Provided records:

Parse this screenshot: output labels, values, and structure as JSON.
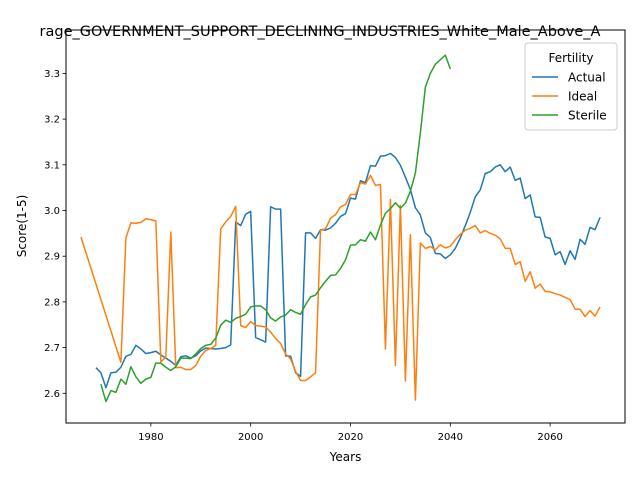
{
  "chart_data": {
    "type": "line",
    "title": "rage_GOVERNMENT_SUPPORT_DECLINING_INDUSTRIES_White_Male_Above_A",
    "xlabel": "Years",
    "ylabel": "Score(1-5)",
    "xlim": [
      1963,
      2075
    ],
    "ylim": [
      2.535,
      3.395
    ],
    "xticks": [
      1980,
      2000,
      2020,
      2040,
      2060
    ],
    "yticks": [
      2.6,
      2.7,
      2.8,
      2.9,
      3.0,
      3.1,
      3.2,
      3.3
    ],
    "ytick_labels": [
      "2.6",
      "2.7",
      "2.8",
      "2.9",
      "3.0",
      "3.1",
      "3.2",
      "3.3"
    ],
    "grid": false,
    "legend": {
      "title": "Fertility",
      "placement": "top-right"
    },
    "series": [
      {
        "name": "Actual",
        "color": "#1f77b4",
        "points": [
          [
            1969,
            2.656
          ],
          [
            1970,
            2.645
          ],
          [
            1971,
            2.612
          ],
          [
            1972,
            2.645
          ],
          [
            1973,
            2.646
          ],
          [
            1974,
            2.657
          ],
          [
            1975,
            2.681
          ],
          [
            1976,
            2.685
          ],
          [
            1977,
            2.705
          ],
          [
            1978,
            2.697
          ],
          [
            1979,
            2.687
          ],
          [
            1980,
            2.689
          ],
          [
            1981,
            2.692
          ],
          [
            1982,
            2.684
          ],
          [
            1983,
            2.677
          ],
          [
            1984,
            2.67
          ],
          [
            1985,
            2.661
          ],
          [
            1986,
            2.68
          ],
          [
            1987,
            2.682
          ],
          [
            1988,
            2.677
          ],
          [
            1989,
            2.682
          ],
          [
            1990,
            2.693
          ],
          [
            1991,
            2.699
          ],
          [
            1992,
            2.698
          ],
          [
            1993,
            2.697
          ],
          [
            1994,
            2.698
          ],
          [
            1995,
            2.7
          ],
          [
            1996,
            2.706
          ],
          [
            1997,
            2.975
          ],
          [
            1998,
            2.967
          ],
          [
            1999,
            2.992
          ],
          [
            2000,
            2.998
          ],
          [
            2001,
            2.722
          ],
          [
            2002,
            2.717
          ],
          [
            2003,
            2.712
          ],
          [
            2004,
            3.008
          ],
          [
            2005,
            3.003
          ],
          [
            2006,
            3.003
          ],
          [
            2007,
            2.682
          ],
          [
            2008,
            2.681
          ],
          [
            2009,
            2.645
          ],
          [
            2010,
            2.637
          ],
          [
            2011,
            2.951
          ],
          [
            2012,
            2.951
          ],
          [
            2013,
            2.939
          ],
          [
            2014,
            2.958
          ],
          [
            2015,
            2.957
          ],
          [
            2016,
            2.962
          ],
          [
            2017,
            2.972
          ],
          [
            2018,
            2.987
          ],
          [
            2019,
            2.993
          ],
          [
            2020,
            3.027
          ],
          [
            2021,
            3.025
          ],
          [
            2022,
            3.065
          ],
          [
            2023,
            3.061
          ],
          [
            2024,
            3.098
          ],
          [
            2025,
            3.097
          ],
          [
            2026,
            3.119
          ],
          [
            2027,
            3.12
          ],
          [
            2028,
            3.125
          ],
          [
            2029,
            3.116
          ],
          [
            2030,
            3.099
          ],
          [
            2031,
            3.073
          ],
          [
            2032,
            3.046
          ],
          [
            2033,
            3.006
          ],
          [
            2034,
            2.99
          ],
          [
            2035,
            2.951
          ],
          [
            2036,
            2.941
          ],
          [
            2037,
            2.906
          ],
          [
            2038,
            2.905
          ],
          [
            2039,
            2.895
          ],
          [
            2040,
            2.903
          ],
          [
            2041,
            2.917
          ],
          [
            2042,
            2.94
          ],
          [
            2043,
            2.967
          ],
          [
            2044,
            2.996
          ],
          [
            2045,
            3.03
          ],
          [
            2046,
            3.045
          ],
          [
            2047,
            3.081
          ],
          [
            2048,
            3.085
          ],
          [
            2049,
            3.095
          ],
          [
            2050,
            3.1
          ],
          [
            2051,
            3.085
          ],
          [
            2052,
            3.095
          ],
          [
            2053,
            3.066
          ],
          [
            2054,
            3.071
          ],
          [
            2055,
            3.026
          ],
          [
            2056,
            3.034
          ],
          [
            2057,
            2.986
          ],
          [
            2058,
            2.985
          ],
          [
            2059,
            2.942
          ],
          [
            2060,
            2.939
          ],
          [
            2061,
            2.903
          ],
          [
            2062,
            2.91
          ],
          [
            2063,
            2.882
          ],
          [
            2064,
            2.912
          ],
          [
            2065,
            2.893
          ],
          [
            2066,
            2.937
          ],
          [
            2067,
            2.926
          ],
          [
            2068,
            2.963
          ],
          [
            2069,
            2.958
          ],
          [
            2070,
            2.985
          ]
        ]
      },
      {
        "name": "Ideal",
        "color": "#ff7f0e",
        "points": [
          [
            1966,
            2.942
          ],
          [
            1974,
            2.668
          ],
          [
            1975,
            2.94
          ],
          [
            1976,
            2.973
          ],
          [
            1977,
            2.972
          ],
          [
            1978,
            2.974
          ],
          [
            1979,
            2.982
          ],
          [
            1980,
            2.98
          ],
          [
            1981,
            2.977
          ],
          [
            1982,
            2.669
          ],
          [
            1983,
            2.679
          ],
          [
            1984,
            2.953
          ],
          [
            1985,
            2.656
          ],
          [
            1986,
            2.657
          ],
          [
            1987,
            2.652
          ],
          [
            1988,
            2.652
          ],
          [
            1989,
            2.661
          ],
          [
            1990,
            2.681
          ],
          [
            1991,
            2.694
          ],
          [
            1992,
            2.698
          ],
          [
            1993,
            2.705
          ],
          [
            1994,
            2.96
          ],
          [
            1995,
            2.975
          ],
          [
            1996,
            2.987
          ],
          [
            1997,
            3.009
          ],
          [
            1998,
            2.748
          ],
          [
            1999,
            2.744
          ],
          [
            2000,
            2.757
          ],
          [
            2001,
            2.748
          ],
          [
            2002,
            2.747
          ],
          [
            2003,
            2.745
          ],
          [
            2004,
            2.734
          ],
          [
            2005,
            2.72
          ],
          [
            2006,
            2.709
          ],
          [
            2007,
            2.686
          ],
          [
            2008,
            2.675
          ],
          [
            2009,
            2.648
          ],
          [
            2010,
            2.628
          ],
          [
            2011,
            2.628
          ],
          [
            2012,
            2.636
          ],
          [
            2013,
            2.645
          ],
          [
            2014,
            2.957
          ],
          [
            2015,
            2.96
          ],
          [
            2016,
            2.983
          ],
          [
            2017,
            2.991
          ],
          [
            2018,
            3.008
          ],
          [
            2019,
            3.013
          ],
          [
            2020,
            3.035
          ],
          [
            2021,
            3.035
          ],
          [
            2022,
            3.061
          ],
          [
            2023,
            3.058
          ],
          [
            2024,
            3.077
          ],
          [
            2025,
            3.055
          ],
          [
            2026,
            3.057
          ],
          [
            2027,
            2.697
          ],
          [
            2028,
            3.024
          ],
          [
            2029,
            2.661
          ],
          [
            2030,
            3.011
          ],
          [
            2031,
            2.627
          ],
          [
            2032,
            2.947
          ],
          [
            2033,
            2.585
          ],
          [
            2034,
            2.929
          ],
          [
            2035,
            2.917
          ],
          [
            2036,
            2.921
          ],
          [
            2037,
            2.914
          ],
          [
            2038,
            2.925
          ],
          [
            2039,
            2.918
          ],
          [
            2040,
            2.922
          ],
          [
            2041,
            2.936
          ],
          [
            2042,
            2.948
          ],
          [
            2043,
            2.957
          ],
          [
            2044,
            2.961
          ],
          [
            2045,
            2.967
          ],
          [
            2046,
            2.951
          ],
          [
            2047,
            2.956
          ],
          [
            2048,
            2.95
          ],
          [
            2049,
            2.946
          ],
          [
            2050,
            2.938
          ],
          [
            2051,
            2.917
          ],
          [
            2052,
            2.917
          ],
          [
            2053,
            2.882
          ],
          [
            2054,
            2.888
          ],
          [
            2055,
            2.845
          ],
          [
            2056,
            2.866
          ],
          [
            2057,
            2.83
          ],
          [
            2058,
            2.839
          ],
          [
            2059,
            2.823
          ],
          [
            2060,
            2.822
          ],
          [
            2061,
            2.818
          ],
          [
            2062,
            2.815
          ],
          [
            2063,
            2.81
          ],
          [
            2064,
            2.805
          ],
          [
            2065,
            2.784
          ],
          [
            2066,
            2.784
          ],
          [
            2067,
            2.768
          ],
          [
            2068,
            2.781
          ],
          [
            2069,
            2.769
          ],
          [
            2070,
            2.789
          ]
        ]
      },
      {
        "name": "Sterile",
        "color": "#2ca02c",
        "points": [
          [
            1970,
            2.62
          ],
          [
            1971,
            2.582
          ],
          [
            1972,
            2.606
          ],
          [
            1973,
            2.602
          ],
          [
            1974,
            2.631
          ],
          [
            1975,
            2.62
          ],
          [
            1976,
            2.658
          ],
          [
            1977,
            2.636
          ],
          [
            1978,
            2.622
          ],
          [
            1979,
            2.631
          ],
          [
            1980,
            2.635
          ],
          [
            1981,
            2.666
          ],
          [
            1982,
            2.666
          ],
          [
            1983,
            2.657
          ],
          [
            1984,
            2.65
          ],
          [
            1985,
            2.658
          ],
          [
            1986,
            2.677
          ],
          [
            1987,
            2.677
          ],
          [
            1988,
            2.676
          ],
          [
            1989,
            2.686
          ],
          [
            1990,
            2.698
          ],
          [
            1991,
            2.705
          ],
          [
            1992,
            2.707
          ],
          [
            1993,
            2.721
          ],
          [
            1994,
            2.749
          ],
          [
            1995,
            2.76
          ],
          [
            1996,
            2.755
          ],
          [
            1997,
            2.764
          ],
          [
            1998,
            2.768
          ],
          [
            1999,
            2.773
          ],
          [
            2000,
            2.789
          ],
          [
            2001,
            2.791
          ],
          [
            2002,
            2.791
          ],
          [
            2003,
            2.783
          ],
          [
            2004,
            2.765
          ],
          [
            2005,
            2.758
          ],
          [
            2006,
            2.767
          ],
          [
            2007,
            2.771
          ],
          [
            2008,
            2.783
          ],
          [
            2009,
            2.777
          ],
          [
            2010,
            2.773
          ],
          [
            2011,
            2.794
          ],
          [
            2012,
            2.811
          ],
          [
            2013,
            2.815
          ],
          [
            2014,
            2.831
          ],
          [
            2015,
            2.845
          ],
          [
            2016,
            2.858
          ],
          [
            2017,
            2.859
          ],
          [
            2018,
            2.873
          ],
          [
            2019,
            2.892
          ],
          [
            2020,
            2.924
          ],
          [
            2021,
            2.925
          ],
          [
            2022,
            2.936
          ],
          [
            2023,
            2.933
          ],
          [
            2024,
            2.953
          ],
          [
            2025,
            2.936
          ],
          [
            2026,
            2.968
          ],
          [
            2027,
            2.994
          ],
          [
            2028,
            3.004
          ],
          [
            2029,
            3.017
          ],
          [
            2030,
            3.005
          ],
          [
            2031,
            3.016
          ],
          [
            2032,
            3.042
          ],
          [
            2033,
            3.082
          ],
          [
            2034,
            3.17
          ],
          [
            2035,
            3.27
          ],
          [
            2036,
            3.3
          ],
          [
            2037,
            3.32
          ],
          [
            2038,
            3.33
          ],
          [
            2039,
            3.34
          ],
          [
            2040,
            3.31
          ]
        ]
      }
    ]
  }
}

Short exercise: Pull out all lines containing "title".

Solution for this problem:
    "title": "rage_GOVERNMENT_SUPPORT_DECLINING_INDUSTRIES_White_Male_Above_A",
      "title": "Fertility",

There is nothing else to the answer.